= Required work =
Copy the full set of lines exactly as given.

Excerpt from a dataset
** Start **
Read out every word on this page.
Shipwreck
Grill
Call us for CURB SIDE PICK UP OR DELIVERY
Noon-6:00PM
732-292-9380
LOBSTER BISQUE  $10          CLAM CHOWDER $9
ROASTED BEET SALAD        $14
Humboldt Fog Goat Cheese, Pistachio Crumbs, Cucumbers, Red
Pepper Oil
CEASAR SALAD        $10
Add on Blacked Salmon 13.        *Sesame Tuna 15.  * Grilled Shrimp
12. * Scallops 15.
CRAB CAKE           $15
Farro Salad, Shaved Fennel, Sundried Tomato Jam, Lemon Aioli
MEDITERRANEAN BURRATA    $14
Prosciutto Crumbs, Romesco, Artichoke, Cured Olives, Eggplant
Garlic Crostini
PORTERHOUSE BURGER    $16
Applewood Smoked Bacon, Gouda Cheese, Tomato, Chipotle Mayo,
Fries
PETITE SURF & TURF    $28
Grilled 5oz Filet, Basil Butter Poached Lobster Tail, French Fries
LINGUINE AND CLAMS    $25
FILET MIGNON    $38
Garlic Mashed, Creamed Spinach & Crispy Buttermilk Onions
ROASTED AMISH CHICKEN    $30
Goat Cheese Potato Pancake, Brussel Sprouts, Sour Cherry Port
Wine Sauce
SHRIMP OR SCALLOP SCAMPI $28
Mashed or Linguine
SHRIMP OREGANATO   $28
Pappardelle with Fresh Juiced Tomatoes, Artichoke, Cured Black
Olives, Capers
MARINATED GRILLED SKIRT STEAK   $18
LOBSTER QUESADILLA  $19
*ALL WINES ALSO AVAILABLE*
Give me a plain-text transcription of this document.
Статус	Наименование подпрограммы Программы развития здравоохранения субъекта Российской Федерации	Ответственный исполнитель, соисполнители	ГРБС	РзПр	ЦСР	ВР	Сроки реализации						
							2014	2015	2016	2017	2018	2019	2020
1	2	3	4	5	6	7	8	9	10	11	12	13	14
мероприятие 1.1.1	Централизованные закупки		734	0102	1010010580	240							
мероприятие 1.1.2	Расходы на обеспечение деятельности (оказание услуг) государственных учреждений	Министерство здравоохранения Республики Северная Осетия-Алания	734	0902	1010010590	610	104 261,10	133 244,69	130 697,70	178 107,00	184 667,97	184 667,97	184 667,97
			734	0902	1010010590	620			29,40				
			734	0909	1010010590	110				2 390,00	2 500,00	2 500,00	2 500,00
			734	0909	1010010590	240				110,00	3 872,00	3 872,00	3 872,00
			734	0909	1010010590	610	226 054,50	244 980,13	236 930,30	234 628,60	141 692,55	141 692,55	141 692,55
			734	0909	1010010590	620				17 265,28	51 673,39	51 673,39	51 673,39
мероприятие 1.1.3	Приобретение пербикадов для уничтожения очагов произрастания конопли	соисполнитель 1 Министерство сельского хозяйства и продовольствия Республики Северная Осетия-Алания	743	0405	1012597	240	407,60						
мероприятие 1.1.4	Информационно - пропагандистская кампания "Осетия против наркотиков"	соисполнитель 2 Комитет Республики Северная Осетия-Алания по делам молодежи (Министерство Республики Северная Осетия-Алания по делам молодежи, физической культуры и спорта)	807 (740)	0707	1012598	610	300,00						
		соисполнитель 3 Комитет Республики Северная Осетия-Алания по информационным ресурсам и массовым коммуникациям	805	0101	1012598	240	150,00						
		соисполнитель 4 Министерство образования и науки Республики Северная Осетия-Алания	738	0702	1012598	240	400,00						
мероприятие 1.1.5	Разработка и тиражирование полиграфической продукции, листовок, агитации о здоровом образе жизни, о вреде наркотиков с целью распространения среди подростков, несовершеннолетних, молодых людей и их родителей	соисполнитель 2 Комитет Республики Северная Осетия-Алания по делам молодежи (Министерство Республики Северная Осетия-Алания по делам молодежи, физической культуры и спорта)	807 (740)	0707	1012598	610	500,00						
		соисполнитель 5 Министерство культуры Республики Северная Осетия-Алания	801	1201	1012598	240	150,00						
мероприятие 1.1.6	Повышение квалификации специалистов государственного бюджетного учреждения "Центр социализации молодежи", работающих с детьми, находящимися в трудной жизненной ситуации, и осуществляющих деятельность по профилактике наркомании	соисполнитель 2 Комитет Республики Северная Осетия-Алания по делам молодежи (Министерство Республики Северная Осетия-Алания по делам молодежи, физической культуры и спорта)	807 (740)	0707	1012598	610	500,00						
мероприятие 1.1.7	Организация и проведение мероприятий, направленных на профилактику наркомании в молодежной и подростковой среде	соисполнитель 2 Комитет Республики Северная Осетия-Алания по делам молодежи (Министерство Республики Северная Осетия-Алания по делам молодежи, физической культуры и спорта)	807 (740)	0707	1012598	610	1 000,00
** End **
= Worked solution =
Read out every word on this page.
Shipwreck
Grill
Call us for CURB SIDE PICK UP OR DELIVERY
Noon-6:00PM
732-292-9380
LOBSTER BISQUE  $10          CLAM CHOWDER $9
ROASTED BEET SALAD        $14
Humboldt Fog Goat Cheese, Pistachio Crumbs, Cucumbers, Red
Pepper Oil
CEASAR SALAD        $10
Add on Blacked Salmon 13.        *Sesame Tuna 15.  * Grilled Shrimp
12. * Scallops 15.
CRAB CAKE           $15
Farro Salad, Shaved Fennel, Sundried Tomato Jam, Lemon Aioli
MEDITERRANEAN BURRATA    $14
Prosciutto Crumbs, Romesco, Artichoke, Cured Olives, Eggplant
Garlic Crostini
PORTERHOUSE BURGER    $16
Applewood Smoked Bacon, Gouda Cheese, Tomato, Chipotle Mayo,
Fries
PETITE SURF & TURF    $28
Grilled 5oz Filet, Basil Butter Poached Lobster Tail, French Fries
LINGUINE AND CLAMS    $25
FILET MIGNON    $38
Garlic Mashed, Creamed Spinach & Crispy Buttermilk Onions
ROASTED AMISH CHICKEN    $30
Goat Cheese Potato Pancake, Brussel Sprouts, Sour Cherry Port
Wine Sauce
SHRIMP OR SCALLOP SCAMPI $28
Mashed or Linguine
SHRIMP OREGANATO   $28
Pappardelle with Fresh Juiced Tomatoes, Artichoke, Cured Black
Olives, Capers
MARINATED GRILLED SKIRT STEAK   $18
LOBSTER QUESADILLA  $19
*ALL WINES ALSO AVAILABLE*
Give me a plain-text transcription of this document.
Статус	Наименование подпрограммы Программы развития здравоохранения субъекта Российской Федерации	Ответственный исполнитель, соисполнители	ГРБС	РзПр	ЦСР	ВР	Сроки реализации						
							2014	2015	2016	2017	2018	2019	2020
1	2	3	4	5	6	7	8	9	10	11	12	13	14
мероприятие 1.1.1	Централизованные закупки		734	0102	1010010580	240							
мероприятие 1.1.2	Расходы на обеспечение деятельности (оказание услуг) государственных учреждений	Министерство здравоохранения Республики Северная Осетия-Алания	734	0902	1010010590	610	104 261,10	133 244,69	130 697,70	178 107,00	184 667,97	184 667,97	184 667,97
			734	0902	1010010590	620			29,40				
			734	0909	1010010590	110				2 390,00	2 500,00	2 500,00	2 500,00
			734	0909	1010010590	240				110,00	3 872,00	3 872,00	3 872,00
			734	0909	1010010590	610	226 054,50	244 980,13	236 930,30	234 628,60	141 692,55	141 692,55	141 692,55
			734	0909	1010010590	620				17 265,28	51 673,39	51 673,39	51 673,39
мероприятие 1.1.3	Приобретение пербикадов для уничтожения очагов произрастания конопли	соисполнитель 1 Министерство сельского хозяйства и продовольствия Республики Северная Осетия-Алания	743	0405	1012597	240	407,60						
мероприятие 1.1.4	Информационно - пропагандистская кампания "Осетия против наркотиков"	соисполнитель 2 Комитет Республики Северная Осетия-Алания по делам молодежи (Министерство Республики Северная Осетия-Алания по делам молодежи, физической культуры и спорта)	807 (740)	0707	1012598	610	300,00						
		соисполнитель 3 Комитет Республики Северная Осетия-Алания по информационным ресурсам и массовым коммуникациям	805	0101	1012598	240	150,00						
		соисполнитель 4 Министерство образования и науки Республики Северная Осетия-Алания	738	0702	1012598	240	400,00						
мероприятие 1.1.5	Разработка и тиражирование полиграфической продукции, листовок, агитации о здоровом образе жизни, о вреде наркотиков с целью распространения среди подростков, несовершеннолетних, молодых людей и их родителей	соисполнитель 2 Комитет Республики Северная Осетия-Алания по делам молодежи (Министерство Республики Северная Осетия-Алания по делам молодежи, физической культуры и спорта)	807 (740)	0707	1012598	610	500,00						
		соисполнитель 5 Министерство культуры Республики Северная Осетия-Алания	801	1201	1012598	240	150,00						
мероприятие 1.1.6	Повышение квалификации специалистов государственного бюджетного учреждения "Центр социализации молодежи", работающих с детьми, находящимися в трудной жизненной ситуации, и осуществляющих деятельность по профилактике наркомании	соисполнитель 2 Комитет Республики Северная Осетия-Алания по делам молодежи (Министерство Республики Северная Осетия-Алания по делам молодежи, физической культуры и спорта)	807 (740)	0707	1012598	610	500,00						
мероприятие 1.1.7	Организация и проведение мероприятий, направленных на профилактику наркомании в молодежной и подростковой среде	соисполнитель 2 Комитет Республики Северная Осетия-Алания по делам молодежи (Министерство Республики Северная Осетия-Алания по делам молодежи, физической культуры и спорта)	807 (740)	0707	1012598	610	1 000,00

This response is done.